Copy the rows below word for word, keeping every character, number, and line in its original order.

* * * * *

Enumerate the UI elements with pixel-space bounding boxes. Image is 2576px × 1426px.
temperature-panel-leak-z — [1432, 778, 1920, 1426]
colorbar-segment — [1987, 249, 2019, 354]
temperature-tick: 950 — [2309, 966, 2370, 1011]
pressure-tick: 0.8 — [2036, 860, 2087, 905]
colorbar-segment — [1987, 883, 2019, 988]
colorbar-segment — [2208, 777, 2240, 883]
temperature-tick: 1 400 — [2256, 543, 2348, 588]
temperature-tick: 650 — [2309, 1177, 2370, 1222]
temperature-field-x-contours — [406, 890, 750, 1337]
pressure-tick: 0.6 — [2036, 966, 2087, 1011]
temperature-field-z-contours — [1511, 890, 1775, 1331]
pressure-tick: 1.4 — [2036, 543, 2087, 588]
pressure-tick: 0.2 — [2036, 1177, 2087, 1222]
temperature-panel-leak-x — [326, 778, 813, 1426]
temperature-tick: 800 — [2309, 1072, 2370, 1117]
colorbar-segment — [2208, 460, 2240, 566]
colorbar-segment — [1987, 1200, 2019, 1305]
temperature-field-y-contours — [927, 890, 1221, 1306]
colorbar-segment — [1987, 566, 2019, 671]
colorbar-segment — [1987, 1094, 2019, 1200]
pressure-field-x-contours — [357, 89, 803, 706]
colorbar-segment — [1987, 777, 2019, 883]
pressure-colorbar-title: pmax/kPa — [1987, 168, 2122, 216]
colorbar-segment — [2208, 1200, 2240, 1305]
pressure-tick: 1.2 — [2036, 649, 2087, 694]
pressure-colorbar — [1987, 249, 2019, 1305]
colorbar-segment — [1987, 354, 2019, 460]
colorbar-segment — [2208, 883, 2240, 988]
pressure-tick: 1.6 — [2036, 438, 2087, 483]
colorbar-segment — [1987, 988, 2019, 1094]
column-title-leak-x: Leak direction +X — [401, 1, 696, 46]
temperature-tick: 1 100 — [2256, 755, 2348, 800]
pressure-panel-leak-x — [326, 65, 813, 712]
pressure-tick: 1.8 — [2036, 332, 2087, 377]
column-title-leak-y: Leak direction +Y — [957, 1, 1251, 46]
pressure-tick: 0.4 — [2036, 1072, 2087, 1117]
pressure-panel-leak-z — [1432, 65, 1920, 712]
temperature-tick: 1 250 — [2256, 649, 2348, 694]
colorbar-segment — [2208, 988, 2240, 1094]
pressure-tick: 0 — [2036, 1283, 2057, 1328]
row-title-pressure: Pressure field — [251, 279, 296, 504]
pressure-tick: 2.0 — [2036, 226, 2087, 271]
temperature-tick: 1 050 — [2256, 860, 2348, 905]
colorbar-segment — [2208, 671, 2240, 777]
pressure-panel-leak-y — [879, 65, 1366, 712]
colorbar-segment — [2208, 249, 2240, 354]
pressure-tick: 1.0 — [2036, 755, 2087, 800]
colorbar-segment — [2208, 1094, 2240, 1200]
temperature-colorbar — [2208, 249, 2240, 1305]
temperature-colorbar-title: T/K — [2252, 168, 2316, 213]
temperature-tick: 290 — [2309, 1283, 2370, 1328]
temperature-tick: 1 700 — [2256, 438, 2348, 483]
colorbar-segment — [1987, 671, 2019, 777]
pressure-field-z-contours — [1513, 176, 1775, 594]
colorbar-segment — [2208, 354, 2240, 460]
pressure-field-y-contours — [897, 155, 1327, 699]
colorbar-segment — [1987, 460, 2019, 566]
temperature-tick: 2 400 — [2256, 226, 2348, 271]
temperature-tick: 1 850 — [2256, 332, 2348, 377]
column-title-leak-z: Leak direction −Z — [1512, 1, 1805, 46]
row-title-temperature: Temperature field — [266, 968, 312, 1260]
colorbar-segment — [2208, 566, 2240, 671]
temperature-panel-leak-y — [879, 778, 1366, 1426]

* * * * *

Solution to this task:
Enumerate the UI elements with pixel-space bounding boxes. Image is 2576px × 1426px.
temperature-panel-leak-z — [1432, 778, 1920, 1426]
colorbar-segment — [1987, 249, 2019, 354]
temperature-tick: 950 — [2309, 966, 2370, 1011]
pressure-tick: 0.8 — [2036, 860, 2087, 905]
colorbar-segment — [1987, 883, 2019, 988]
colorbar-segment — [2208, 777, 2240, 883]
temperature-tick: 1 400 — [2256, 543, 2348, 588]
temperature-tick: 650 — [2309, 1177, 2370, 1222]
temperature-field-x-contours — [406, 890, 750, 1337]
pressure-tick: 0.6 — [2036, 966, 2087, 1011]
temperature-field-z-contours — [1511, 890, 1775, 1331]
pressure-tick: 1.4 — [2036, 543, 2087, 588]
pressure-tick: 0.2 — [2036, 1177, 2087, 1222]
temperature-panel-leak-x — [326, 778, 813, 1426]
temperature-tick: 800 — [2309, 1072, 2370, 1117]
colorbar-segment — [2208, 460, 2240, 566]
colorbar-segment — [1987, 1200, 2019, 1305]
temperature-field-y-contours — [927, 890, 1221, 1306]
colorbar-segment — [1987, 566, 2019, 671]
colorbar-segment — [1987, 1094, 2019, 1200]
pressure-field-x-contours — [357, 89, 803, 706]
colorbar-segment — [1987, 777, 2019, 883]
pressure-colorbar-title: pmax/kPa — [1987, 168, 2122, 216]
colorbar-segment — [2208, 1200, 2240, 1305]
pressure-tick: 1.2 — [2036, 649, 2087, 694]
pressure-colorbar — [1987, 249, 2019, 1305]
colorbar-segment — [1987, 354, 2019, 460]
colorbar-segment — [2208, 883, 2240, 988]
pressure-tick: 1.6 — [2036, 438, 2087, 483]
colorbar-segment — [1987, 988, 2019, 1094]
column-title-leak-x: Leak direction +X — [401, 1, 696, 46]
temperature-tick: 1 100 — [2256, 755, 2348, 800]
pressure-panel-leak-x — [326, 65, 813, 712]
pressure-tick: 1.8 — [2036, 332, 2087, 377]
column-title-leak-y: Leak direction +Y — [957, 1, 1251, 46]
pressure-tick: 0.4 — [2036, 1072, 2087, 1117]
pressure-panel-leak-z — [1432, 65, 1920, 712]
temperature-tick: 1 250 — [2256, 649, 2348, 694]
colorbar-segment — [2208, 988, 2240, 1094]
pressure-tick: 0 — [2036, 1283, 2057, 1328]
row-title-pressure: Pressure field — [251, 279, 296, 504]
pressure-tick: 2.0 — [2036, 226, 2087, 271]
temperature-tick: 1 050 — [2256, 860, 2348, 905]
colorbar-segment — [2208, 671, 2240, 777]
pressure-panel-leak-y — [879, 65, 1366, 712]
colorbar-segment — [2208, 249, 2240, 354]
pressure-tick: 1.0 — [2036, 755, 2087, 800]
colorbar-segment — [2208, 1094, 2240, 1200]
temperature-colorbar — [2208, 249, 2240, 1305]
temperature-colorbar-title: T/K — [2252, 168, 2316, 213]
temperature-tick: 290 — [2309, 1283, 2370, 1328]
temperature-tick: 1 700 — [2256, 438, 2348, 483]
colorbar-segment — [1987, 671, 2019, 777]
pressure-field-z-contours — [1513, 176, 1775, 594]
colorbar-segment — [2208, 354, 2240, 460]
pressure-field-y-contours — [897, 155, 1327, 699]
colorbar-segment — [1987, 460, 2019, 566]
temperature-tick: 2 400 — [2256, 226, 2348, 271]
temperature-tick: 1 850 — [2256, 332, 2348, 377]
column-title-leak-z: Leak direction −Z — [1512, 1, 1805, 46]
row-title-temperature: Temperature field — [266, 968, 312, 1260]
colorbar-segment — [2208, 566, 2240, 671]
temperature-panel-leak-y — [879, 778, 1366, 1426]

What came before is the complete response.